WHAT YOU NEED TO DO: Gather the lines from the material that contain "this".

Stored records:
— BEGIN —

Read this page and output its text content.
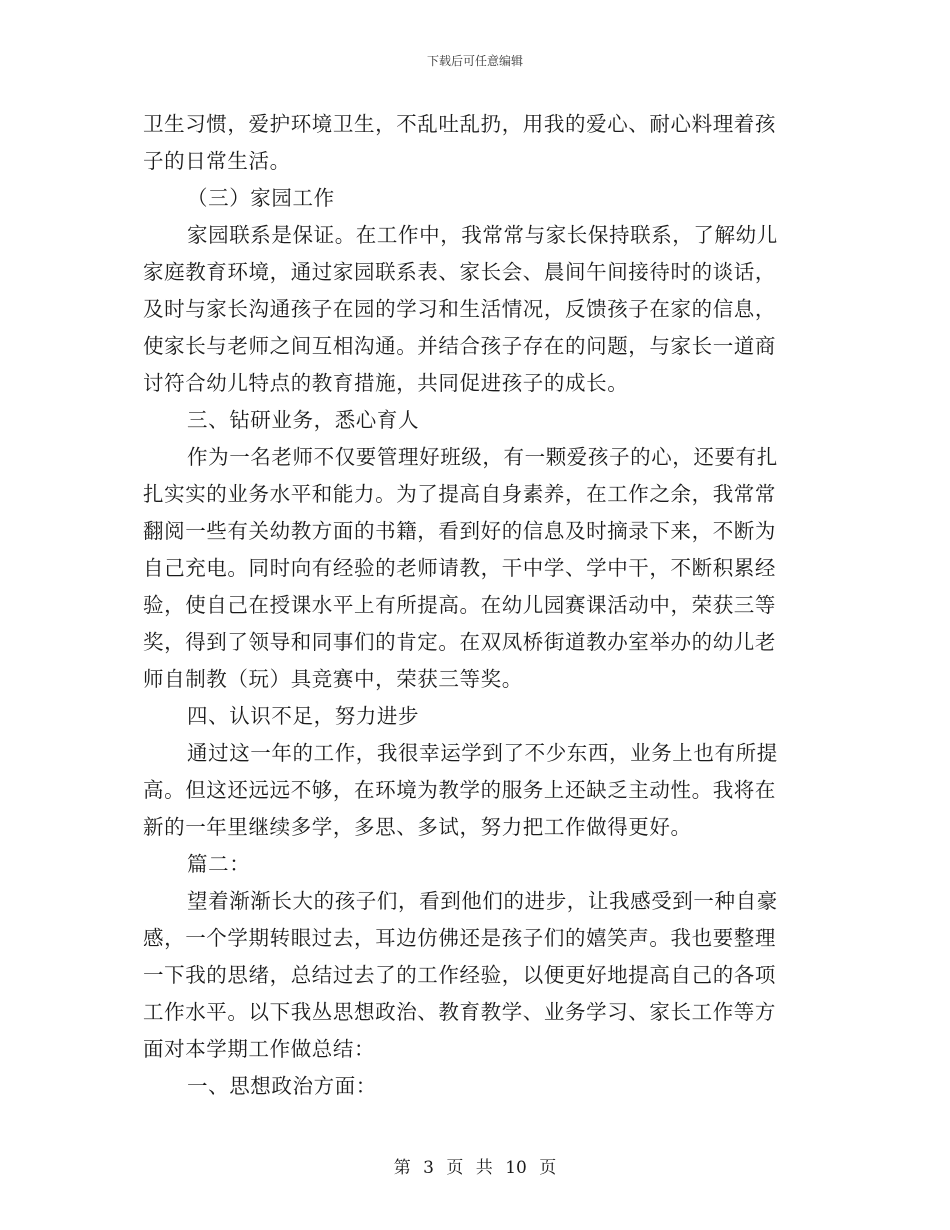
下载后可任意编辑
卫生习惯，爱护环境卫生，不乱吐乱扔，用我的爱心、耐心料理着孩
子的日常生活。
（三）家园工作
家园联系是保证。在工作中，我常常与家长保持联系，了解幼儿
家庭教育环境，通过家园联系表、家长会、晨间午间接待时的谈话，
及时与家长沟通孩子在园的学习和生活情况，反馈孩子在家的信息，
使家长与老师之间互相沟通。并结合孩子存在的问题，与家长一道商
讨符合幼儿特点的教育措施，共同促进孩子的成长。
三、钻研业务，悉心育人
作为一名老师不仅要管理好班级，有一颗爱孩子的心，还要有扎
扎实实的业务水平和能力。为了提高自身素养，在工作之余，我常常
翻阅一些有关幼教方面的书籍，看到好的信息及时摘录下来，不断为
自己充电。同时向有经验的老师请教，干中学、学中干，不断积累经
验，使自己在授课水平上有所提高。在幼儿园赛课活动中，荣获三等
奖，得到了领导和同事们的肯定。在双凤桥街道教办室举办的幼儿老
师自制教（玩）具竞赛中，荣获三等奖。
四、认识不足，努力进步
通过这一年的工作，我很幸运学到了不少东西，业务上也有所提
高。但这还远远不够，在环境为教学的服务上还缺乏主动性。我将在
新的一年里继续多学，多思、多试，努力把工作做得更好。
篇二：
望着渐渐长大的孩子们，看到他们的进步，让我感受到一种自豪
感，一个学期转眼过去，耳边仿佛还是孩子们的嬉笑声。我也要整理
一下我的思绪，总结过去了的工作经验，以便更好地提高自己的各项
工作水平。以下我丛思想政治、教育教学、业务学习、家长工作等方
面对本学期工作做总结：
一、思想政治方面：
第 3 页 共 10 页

— END —
— BEGIN —

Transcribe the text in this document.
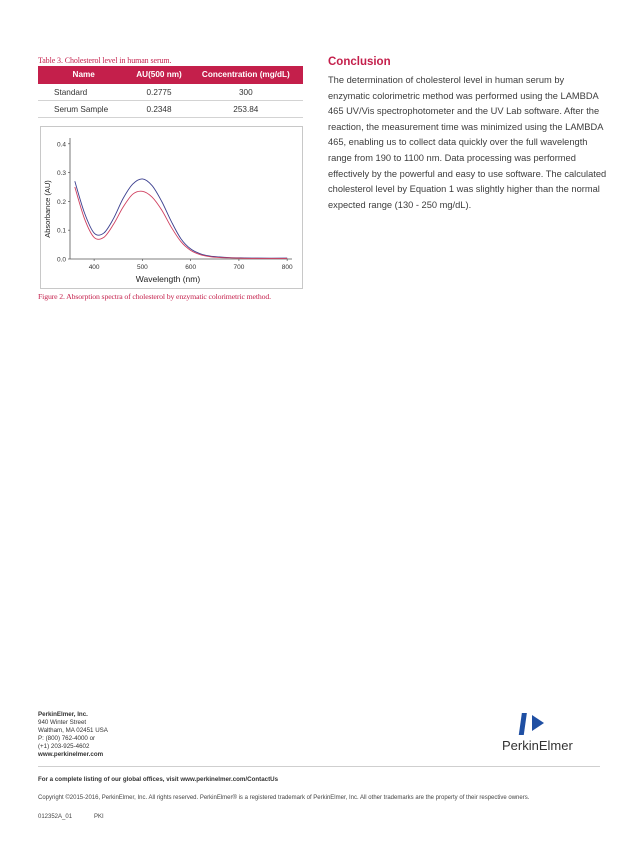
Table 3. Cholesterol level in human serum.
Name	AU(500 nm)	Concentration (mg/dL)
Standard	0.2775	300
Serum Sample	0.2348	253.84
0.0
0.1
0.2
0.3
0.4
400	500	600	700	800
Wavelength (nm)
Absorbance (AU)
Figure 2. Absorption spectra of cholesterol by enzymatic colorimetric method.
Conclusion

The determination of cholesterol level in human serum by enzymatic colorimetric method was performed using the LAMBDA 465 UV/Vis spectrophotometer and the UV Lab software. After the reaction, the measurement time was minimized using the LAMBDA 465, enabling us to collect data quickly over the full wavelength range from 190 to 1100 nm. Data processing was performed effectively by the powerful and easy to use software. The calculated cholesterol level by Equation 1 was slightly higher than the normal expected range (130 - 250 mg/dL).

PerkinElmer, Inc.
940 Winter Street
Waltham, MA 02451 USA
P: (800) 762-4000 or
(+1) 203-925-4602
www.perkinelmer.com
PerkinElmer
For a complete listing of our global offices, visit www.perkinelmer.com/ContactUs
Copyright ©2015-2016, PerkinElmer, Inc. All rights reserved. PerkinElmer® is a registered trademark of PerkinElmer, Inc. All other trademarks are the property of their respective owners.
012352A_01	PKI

— END —

RESULT BELOW:
Read this page and output its text content.
Transcribe the text in this document.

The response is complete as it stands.